TASK TO CARRY OUT
Give back every line of the data, word for word.

··· MATERIAL SHOWN ···

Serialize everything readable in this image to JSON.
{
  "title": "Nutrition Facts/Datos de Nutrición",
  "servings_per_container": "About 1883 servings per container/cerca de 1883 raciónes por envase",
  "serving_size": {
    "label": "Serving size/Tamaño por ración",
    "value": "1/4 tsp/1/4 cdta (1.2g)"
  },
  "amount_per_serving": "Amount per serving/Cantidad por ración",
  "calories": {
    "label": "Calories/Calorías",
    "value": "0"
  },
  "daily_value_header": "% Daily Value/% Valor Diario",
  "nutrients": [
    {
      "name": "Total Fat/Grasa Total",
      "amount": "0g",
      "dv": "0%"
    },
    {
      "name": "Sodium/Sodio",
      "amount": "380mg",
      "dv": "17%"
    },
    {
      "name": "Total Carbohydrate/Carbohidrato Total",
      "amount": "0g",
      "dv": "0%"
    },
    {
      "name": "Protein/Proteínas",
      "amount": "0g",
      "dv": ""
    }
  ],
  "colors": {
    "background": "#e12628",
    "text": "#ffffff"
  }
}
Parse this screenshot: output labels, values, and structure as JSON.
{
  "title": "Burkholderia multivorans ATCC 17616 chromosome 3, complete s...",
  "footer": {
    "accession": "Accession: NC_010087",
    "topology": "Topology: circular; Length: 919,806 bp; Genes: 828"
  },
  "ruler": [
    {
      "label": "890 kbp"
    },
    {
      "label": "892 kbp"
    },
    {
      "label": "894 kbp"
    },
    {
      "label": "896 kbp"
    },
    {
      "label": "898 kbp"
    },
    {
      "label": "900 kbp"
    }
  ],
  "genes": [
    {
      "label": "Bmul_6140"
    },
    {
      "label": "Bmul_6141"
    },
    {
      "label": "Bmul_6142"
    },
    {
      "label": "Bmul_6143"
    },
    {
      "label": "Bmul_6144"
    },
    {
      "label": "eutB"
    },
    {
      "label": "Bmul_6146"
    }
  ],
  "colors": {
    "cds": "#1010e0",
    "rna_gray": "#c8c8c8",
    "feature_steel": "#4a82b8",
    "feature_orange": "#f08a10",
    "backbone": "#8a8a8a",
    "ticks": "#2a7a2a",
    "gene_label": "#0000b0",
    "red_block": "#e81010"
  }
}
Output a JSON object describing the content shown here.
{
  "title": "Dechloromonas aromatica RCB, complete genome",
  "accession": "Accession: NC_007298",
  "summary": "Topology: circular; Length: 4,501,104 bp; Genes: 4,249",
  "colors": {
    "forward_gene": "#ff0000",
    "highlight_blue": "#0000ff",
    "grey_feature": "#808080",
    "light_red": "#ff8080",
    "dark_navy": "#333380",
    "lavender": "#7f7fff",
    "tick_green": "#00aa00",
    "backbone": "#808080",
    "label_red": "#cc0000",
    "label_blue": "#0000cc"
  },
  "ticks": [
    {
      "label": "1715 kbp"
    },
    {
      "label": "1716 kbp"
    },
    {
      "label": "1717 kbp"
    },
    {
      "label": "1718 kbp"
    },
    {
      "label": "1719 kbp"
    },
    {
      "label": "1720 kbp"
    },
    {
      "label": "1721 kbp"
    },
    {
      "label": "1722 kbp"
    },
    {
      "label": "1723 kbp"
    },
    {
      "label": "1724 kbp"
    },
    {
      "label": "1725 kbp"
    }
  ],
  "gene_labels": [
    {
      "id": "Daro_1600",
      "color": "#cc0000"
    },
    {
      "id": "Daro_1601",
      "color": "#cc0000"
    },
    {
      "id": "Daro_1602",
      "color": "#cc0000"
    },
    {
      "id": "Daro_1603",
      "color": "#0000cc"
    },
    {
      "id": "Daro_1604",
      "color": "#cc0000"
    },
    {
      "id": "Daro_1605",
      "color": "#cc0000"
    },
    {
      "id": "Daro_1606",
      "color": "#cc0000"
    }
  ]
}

···

TASK SOLUTION
Serialize everything readable in this image to JSON.
{
  "title": "Nutrition Facts/Datos de Nutrición",
  "servings_per_container": "About 1883 servings per container/cerca de 1883 raciónes por envase",
  "serving_size": {
    "label": "Serving size/Tamaño por ración",
    "value": "1/4 tsp/1/4 cdta (1.2g)"
  },
  "amount_per_serving": "Amount per serving/Cantidad por ración",
  "calories": {
    "label": "Calories/Calorías",
    "value": "0"
  },
  "daily_value_header": "% Daily Value/% Valor Diario",
  "nutrients": [
    {
      "name": "Total Fat/Grasa Total",
      "amount": "0g",
      "dv": "0%"
    },
    {
      "name": "Sodium/Sodio",
      "amount": "380mg",
      "dv": "17%"
    },
    {
      "name": "Total Carbohydrate/Carbohidrato Total",
      "amount": "0g",
      "dv": "0%"
    },
    {
      "name": "Protein/Proteínas",
      "amount": "0g",
      "dv": ""
    }
  ],
  "colors": {
    "background": "#e12628",
    "text": "#ffffff"
  }
}
Parse this screenshot: output labels, values, and structure as JSON.
{
  "title": "Burkholderia multivorans ATCC 17616 chromosome 3, complete s...",
  "footer": {
    "accession": "Accession: NC_010087",
    "topology": "Topology: circular; Length: 919,806 bp; Genes: 828"
  },
  "ruler": [
    {
      "label": "890 kbp"
    },
    {
      "label": "892 kbp"
    },
    {
      "label": "894 kbp"
    },
    {
      "label": "896 kbp"
    },
    {
      "label": "898 kbp"
    },
    {
      "label": "900 kbp"
    }
  ],
  "genes": [
    {
      "label": "Bmul_6140"
    },
    {
      "label": "Bmul_6141"
    },
    {
      "label": "Bmul_6142"
    },
    {
      "label": "Bmul_6143"
    },
    {
      "label": "Bmul_6144"
    },
    {
      "label": "eutB"
    },
    {
      "label": "Bmul_6146"
    }
  ],
  "colors": {
    "cds": "#1010e0",
    "rna_gray": "#c8c8c8",
    "feature_steel": "#4a82b8",
    "feature_orange": "#f08a10",
    "backbone": "#8a8a8a",
    "ticks": "#2a7a2a",
    "gene_label": "#0000b0",
    "red_block": "#e81010"
  }
}
Output a JSON object describing the content shown here.
{
  "title": "Dechloromonas aromatica RCB, complete genome",
  "accession": "Accession: NC_007298",
  "summary": "Topology: circular; Length: 4,501,104 bp; Genes: 4,249",
  "colors": {
    "forward_gene": "#ff0000",
    "highlight_blue": "#0000ff",
    "grey_feature": "#808080",
    "light_red": "#ff8080",
    "dark_navy": "#333380",
    "lavender": "#7f7fff",
    "tick_green": "#00aa00",
    "backbone": "#808080",
    "label_red": "#cc0000",
    "label_blue": "#0000cc"
  },
  "ticks": [
    {
      "label": "1715 kbp"
    },
    {
      "label": "1716 kbp"
    },
    {
      "label": "1717 kbp"
    },
    {
      "label": "1718 kbp"
    },
    {
      "label": "1719 kbp"
    },
    {
      "label": "1720 kbp"
    },
    {
      "label": "1721 kbp"
    },
    {
      "label": "1722 kbp"
    },
    {
      "label": "1723 kbp"
    },
    {
      "label": "1724 kbp"
    },
    {
      "label": "1725 kbp"
    }
  ],
  "gene_labels": [
    {
      "id": "Daro_1600",
      "color": "#cc0000"
    },
    {
      "id": "Daro_1601",
      "color": "#cc0000"
    },
    {
      "id": "Daro_1602",
      "color": "#cc0000"
    },
    {
      "id": "Daro_1603",
      "color": "#0000cc"
    },
    {
      "id": "Daro_1604",
      "color": "#cc0000"
    },
    {
      "id": "Daro_1605",
      "color": "#cc0000"
    },
    {
      "id": "Daro_1606",
      "color": "#cc0000"
    }
  ]
}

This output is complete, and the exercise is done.